Records from a collection →
·····
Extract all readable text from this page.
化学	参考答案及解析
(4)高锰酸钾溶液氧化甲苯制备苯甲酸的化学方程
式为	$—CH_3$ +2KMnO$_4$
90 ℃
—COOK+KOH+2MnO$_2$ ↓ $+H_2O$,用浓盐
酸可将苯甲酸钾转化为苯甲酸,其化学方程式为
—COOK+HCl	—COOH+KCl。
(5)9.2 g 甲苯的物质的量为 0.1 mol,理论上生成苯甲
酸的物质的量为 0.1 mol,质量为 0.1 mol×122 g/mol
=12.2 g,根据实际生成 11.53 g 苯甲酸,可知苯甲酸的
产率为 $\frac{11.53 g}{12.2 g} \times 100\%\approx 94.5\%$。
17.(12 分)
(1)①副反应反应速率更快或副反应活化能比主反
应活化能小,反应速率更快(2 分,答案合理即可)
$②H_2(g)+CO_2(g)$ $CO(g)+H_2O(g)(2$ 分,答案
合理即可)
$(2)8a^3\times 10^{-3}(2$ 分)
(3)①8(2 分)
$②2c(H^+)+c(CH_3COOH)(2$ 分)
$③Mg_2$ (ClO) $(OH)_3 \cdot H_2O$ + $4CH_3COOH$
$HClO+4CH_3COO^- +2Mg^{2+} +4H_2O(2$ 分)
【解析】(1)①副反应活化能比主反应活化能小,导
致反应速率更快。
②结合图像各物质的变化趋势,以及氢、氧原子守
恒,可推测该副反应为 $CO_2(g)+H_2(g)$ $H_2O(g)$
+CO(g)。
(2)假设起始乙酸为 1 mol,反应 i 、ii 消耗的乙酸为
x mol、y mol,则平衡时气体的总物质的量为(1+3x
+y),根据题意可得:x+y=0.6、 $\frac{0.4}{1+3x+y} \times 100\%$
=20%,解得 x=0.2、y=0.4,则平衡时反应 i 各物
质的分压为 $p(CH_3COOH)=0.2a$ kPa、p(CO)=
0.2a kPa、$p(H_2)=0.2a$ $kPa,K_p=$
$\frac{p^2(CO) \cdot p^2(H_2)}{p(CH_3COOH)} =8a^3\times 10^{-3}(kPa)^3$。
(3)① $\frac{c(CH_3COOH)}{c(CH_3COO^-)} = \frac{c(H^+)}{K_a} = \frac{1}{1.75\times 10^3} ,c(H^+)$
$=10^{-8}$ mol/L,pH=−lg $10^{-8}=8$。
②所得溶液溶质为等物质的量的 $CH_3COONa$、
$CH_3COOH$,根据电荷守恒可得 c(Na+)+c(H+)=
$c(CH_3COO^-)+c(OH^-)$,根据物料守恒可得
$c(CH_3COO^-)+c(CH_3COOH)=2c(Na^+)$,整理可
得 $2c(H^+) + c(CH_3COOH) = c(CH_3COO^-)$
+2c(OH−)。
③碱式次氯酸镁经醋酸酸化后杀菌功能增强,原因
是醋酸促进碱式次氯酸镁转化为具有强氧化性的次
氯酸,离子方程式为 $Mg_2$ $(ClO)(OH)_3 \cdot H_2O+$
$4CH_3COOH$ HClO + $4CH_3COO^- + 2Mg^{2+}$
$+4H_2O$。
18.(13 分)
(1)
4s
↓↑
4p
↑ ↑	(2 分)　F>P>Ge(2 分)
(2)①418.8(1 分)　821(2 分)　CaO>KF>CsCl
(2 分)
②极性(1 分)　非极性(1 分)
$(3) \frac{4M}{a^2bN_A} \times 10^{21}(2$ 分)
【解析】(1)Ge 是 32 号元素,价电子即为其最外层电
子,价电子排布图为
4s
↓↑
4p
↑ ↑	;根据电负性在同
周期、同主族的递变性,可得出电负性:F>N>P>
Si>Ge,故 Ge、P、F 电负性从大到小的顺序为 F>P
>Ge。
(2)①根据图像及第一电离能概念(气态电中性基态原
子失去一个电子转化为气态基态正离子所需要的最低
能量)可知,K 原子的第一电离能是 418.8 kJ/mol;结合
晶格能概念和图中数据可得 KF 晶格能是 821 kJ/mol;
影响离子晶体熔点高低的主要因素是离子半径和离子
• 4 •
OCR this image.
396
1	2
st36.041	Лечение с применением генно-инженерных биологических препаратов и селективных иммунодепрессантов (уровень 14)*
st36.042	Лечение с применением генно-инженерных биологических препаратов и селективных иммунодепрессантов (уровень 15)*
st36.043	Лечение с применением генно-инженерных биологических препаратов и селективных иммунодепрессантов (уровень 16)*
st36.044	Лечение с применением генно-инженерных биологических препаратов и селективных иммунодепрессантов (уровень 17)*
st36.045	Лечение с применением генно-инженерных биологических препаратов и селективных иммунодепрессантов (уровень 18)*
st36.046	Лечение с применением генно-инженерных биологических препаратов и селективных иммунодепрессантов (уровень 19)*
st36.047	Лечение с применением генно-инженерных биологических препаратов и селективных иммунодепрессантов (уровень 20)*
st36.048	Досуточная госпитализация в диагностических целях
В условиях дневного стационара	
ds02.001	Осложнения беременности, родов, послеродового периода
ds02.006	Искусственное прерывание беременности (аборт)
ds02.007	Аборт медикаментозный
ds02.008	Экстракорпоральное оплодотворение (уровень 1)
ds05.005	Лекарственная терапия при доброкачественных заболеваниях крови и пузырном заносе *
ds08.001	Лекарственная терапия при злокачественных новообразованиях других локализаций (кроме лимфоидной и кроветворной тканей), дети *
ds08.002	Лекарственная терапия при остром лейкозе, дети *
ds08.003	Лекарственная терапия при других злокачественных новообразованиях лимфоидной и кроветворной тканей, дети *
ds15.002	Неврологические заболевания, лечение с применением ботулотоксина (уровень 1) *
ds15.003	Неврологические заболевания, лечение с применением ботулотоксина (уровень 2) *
·····
WRITTEN REQUEST →
In the records above, return only the line that contains "OCR this image." and every line after it through the last, exactly as they appear.

RESULT BELOW →
OCR this image.
396
1	2
st36.041	Лечение с применением генно-инженерных биологических препаратов и селективных иммунодепрессантов (уровень 14)*
st36.042	Лечение с применением генно-инженерных биологических препаратов и селективных иммунодепрессантов (уровень 15)*
st36.043	Лечение с применением генно-инженерных биологических препаратов и селективных иммунодепрессантов (уровень 16)*
st36.044	Лечение с применением генно-инженерных биологических препаратов и селективных иммунодепрессантов (уровень 17)*
st36.045	Лечение с применением генно-инженерных биологических препаратов и селективных иммунодепрессантов (уровень 18)*
st36.046	Лечение с применением генно-инженерных биологических препаратов и селективных иммунодепрессантов (уровень 19)*
st36.047	Лечение с применением генно-инженерных биологических препаратов и селективных иммунодепрессантов (уровень 20)*
st36.048	Досуточная госпитализация в диагностических целях
В условиях дневного стационара	
ds02.001	Осложнения беременности, родов, послеродового периода
ds02.006	Искусственное прерывание беременности (аборт)
ds02.007	Аборт медикаментозный
ds02.008	Экстракорпоральное оплодотворение (уровень 1)
ds05.005	Лекарственная терапия при доброкачественных заболеваниях крови и пузырном заносе *
ds08.001	Лекарственная терапия при злокачественных новообразованиях других локализаций (кроме лимфоидной и кроветворной тканей), дети *
ds08.002	Лекарственная терапия при остром лейкозе, дети *
ds08.003	Лекарственная терапия при других злокачественных новообразованиях лимфоидной и кроветворной тканей, дети *
ds15.002	Неврологические заболевания, лечение с применением ботулотоксина (уровень 1) *
ds15.003	Неврологические заболевания, лечение с применением ботулотоксина (уровень 2) *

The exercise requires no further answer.